## EXERCISE OBJECTIVE
Copy down all of the data underneath, exactly as shown.

## DATA IN THIS EXERCISE
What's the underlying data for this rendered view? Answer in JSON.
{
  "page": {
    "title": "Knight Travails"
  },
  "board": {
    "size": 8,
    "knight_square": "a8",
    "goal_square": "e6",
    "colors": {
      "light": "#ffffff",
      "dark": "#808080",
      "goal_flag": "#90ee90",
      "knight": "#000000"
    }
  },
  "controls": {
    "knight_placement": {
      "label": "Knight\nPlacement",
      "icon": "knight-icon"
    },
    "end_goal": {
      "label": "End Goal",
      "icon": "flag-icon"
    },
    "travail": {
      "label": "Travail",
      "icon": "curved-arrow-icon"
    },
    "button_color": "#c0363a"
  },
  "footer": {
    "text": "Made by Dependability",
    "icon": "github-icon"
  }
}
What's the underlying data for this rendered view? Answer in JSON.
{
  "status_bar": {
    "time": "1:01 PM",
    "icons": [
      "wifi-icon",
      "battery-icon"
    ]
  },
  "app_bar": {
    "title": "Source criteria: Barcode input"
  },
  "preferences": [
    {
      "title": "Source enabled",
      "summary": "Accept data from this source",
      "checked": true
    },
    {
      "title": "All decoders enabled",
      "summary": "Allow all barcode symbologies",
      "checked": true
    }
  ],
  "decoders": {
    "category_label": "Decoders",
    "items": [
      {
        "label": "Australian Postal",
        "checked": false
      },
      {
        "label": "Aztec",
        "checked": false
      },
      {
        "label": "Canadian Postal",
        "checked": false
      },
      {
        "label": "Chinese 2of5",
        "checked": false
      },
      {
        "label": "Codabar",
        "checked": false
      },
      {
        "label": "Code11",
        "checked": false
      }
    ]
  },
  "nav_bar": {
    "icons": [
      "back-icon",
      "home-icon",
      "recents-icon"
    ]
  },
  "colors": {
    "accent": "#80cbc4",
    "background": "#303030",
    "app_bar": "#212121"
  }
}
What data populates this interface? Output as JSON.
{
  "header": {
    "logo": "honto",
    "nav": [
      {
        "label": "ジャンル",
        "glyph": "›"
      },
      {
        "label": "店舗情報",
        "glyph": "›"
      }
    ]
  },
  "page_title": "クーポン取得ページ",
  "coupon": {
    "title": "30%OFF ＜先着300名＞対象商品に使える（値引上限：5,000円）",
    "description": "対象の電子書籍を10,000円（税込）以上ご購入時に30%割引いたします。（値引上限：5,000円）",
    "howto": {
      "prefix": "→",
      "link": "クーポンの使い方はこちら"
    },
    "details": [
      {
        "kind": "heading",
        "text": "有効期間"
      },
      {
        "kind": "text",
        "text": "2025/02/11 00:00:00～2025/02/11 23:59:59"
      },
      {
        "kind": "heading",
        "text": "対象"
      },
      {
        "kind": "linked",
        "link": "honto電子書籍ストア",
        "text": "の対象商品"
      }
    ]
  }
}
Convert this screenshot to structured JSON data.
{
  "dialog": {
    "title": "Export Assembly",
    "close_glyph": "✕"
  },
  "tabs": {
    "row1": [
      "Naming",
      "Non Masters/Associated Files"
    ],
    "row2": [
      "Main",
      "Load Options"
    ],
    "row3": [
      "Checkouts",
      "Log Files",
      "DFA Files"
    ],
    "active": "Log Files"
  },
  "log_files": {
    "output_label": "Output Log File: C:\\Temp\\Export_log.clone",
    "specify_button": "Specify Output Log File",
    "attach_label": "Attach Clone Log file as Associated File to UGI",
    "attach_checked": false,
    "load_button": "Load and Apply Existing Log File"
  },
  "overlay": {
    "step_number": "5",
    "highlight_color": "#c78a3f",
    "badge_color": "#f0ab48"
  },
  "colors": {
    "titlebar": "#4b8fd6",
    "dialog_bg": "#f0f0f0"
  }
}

## EXERCISE SOLUTION
What's the underlying data for this rendered view? Answer in JSON.
{
  "page": {
    "title": "Knight Travails"
  },
  "board": {
    "size": 8,
    "knight_square": "a8",
    "goal_square": "e6",
    "colors": {
      "light": "#ffffff",
      "dark": "#808080",
      "goal_flag": "#90ee90",
      "knight": "#000000"
    }
  },
  "controls": {
    "knight_placement": {
      "label": "Knight\nPlacement",
      "icon": "knight-icon"
    },
    "end_goal": {
      "label": "End Goal",
      "icon": "flag-icon"
    },
    "travail": {
      "label": "Travail",
      "icon": "curved-arrow-icon"
    },
    "button_color": "#c0363a"
  },
  "footer": {
    "text": "Made by Dependability",
    "icon": "github-icon"
  }
}
What's the underlying data for this rendered view? Answer in JSON.
{
  "status_bar": {
    "time": "1:01 PM",
    "icons": [
      "wifi-icon",
      "battery-icon"
    ]
  },
  "app_bar": {
    "title": "Source criteria: Barcode input"
  },
  "preferences": [
    {
      "title": "Source enabled",
      "summary": "Accept data from this source",
      "checked": true
    },
    {
      "title": "All decoders enabled",
      "summary": "Allow all barcode symbologies",
      "checked": true
    }
  ],
  "decoders": {
    "category_label": "Decoders",
    "items": [
      {
        "label": "Australian Postal",
        "checked": false
      },
      {
        "label": "Aztec",
        "checked": false
      },
      {
        "label": "Canadian Postal",
        "checked": false
      },
      {
        "label": "Chinese 2of5",
        "checked": false
      },
      {
        "label": "Codabar",
        "checked": false
      },
      {
        "label": "Code11",
        "checked": false
      }
    ]
  },
  "nav_bar": {
    "icons": [
      "back-icon",
      "home-icon",
      "recents-icon"
    ]
  },
  "colors": {
    "accent": "#80cbc4",
    "background": "#303030",
    "app_bar": "#212121"
  }
}
What data populates this interface? Output as JSON.
{
  "header": {
    "logo": "honto",
    "nav": [
      {
        "label": "ジャンル",
        "glyph": "›"
      },
      {
        "label": "店舗情報",
        "glyph": "›"
      }
    ]
  },
  "page_title": "クーポン取得ページ",
  "coupon": {
    "title": "30%OFF ＜先着300名＞対象商品に使える（値引上限：5,000円）",
    "description": "対象の電子書籍を10,000円（税込）以上ご購入時に30%割引いたします。（値引上限：5,000円）",
    "howto": {
      "prefix": "→",
      "link": "クーポンの使い方はこちら"
    },
    "details": [
      {
        "kind": "heading",
        "text": "有効期間"
      },
      {
        "kind": "text",
        "text": "2025/02/11 00:00:00～2025/02/11 23:59:59"
      },
      {
        "kind": "heading",
        "text": "対象"
      },
      {
        "kind": "linked",
        "link": "honto電子書籍ストア",
        "text": "の対象商品"
      }
    ]
  }
}
Convert this screenshot to structured JSON data.
{
  "dialog": {
    "title": "Export Assembly",
    "close_glyph": "✕"
  },
  "tabs": {
    "row1": [
      "Naming",
      "Non Masters/Associated Files"
    ],
    "row2": [
      "Main",
      "Load Options"
    ],
    "row3": [
      "Checkouts",
      "Log Files",
      "DFA Files"
    ],
    "active": "Log Files"
  },
  "log_files": {
    "output_label": "Output Log File: C:\\Temp\\Export_log.clone",
    "specify_button": "Specify Output Log File",
    "attach_label": "Attach Clone Log file as Associated File to UGI",
    "attach_checked": false,
    "load_button": "Load and Apply Existing Log File"
  },
  "overlay": {
    "step_number": "5",
    "highlight_color": "#c78a3f",
    "badge_color": "#f0ab48"
  },
  "colors": {
    "titlebar": "#4b8fd6",
    "dialog_bg": "#f0f0f0"
  }
}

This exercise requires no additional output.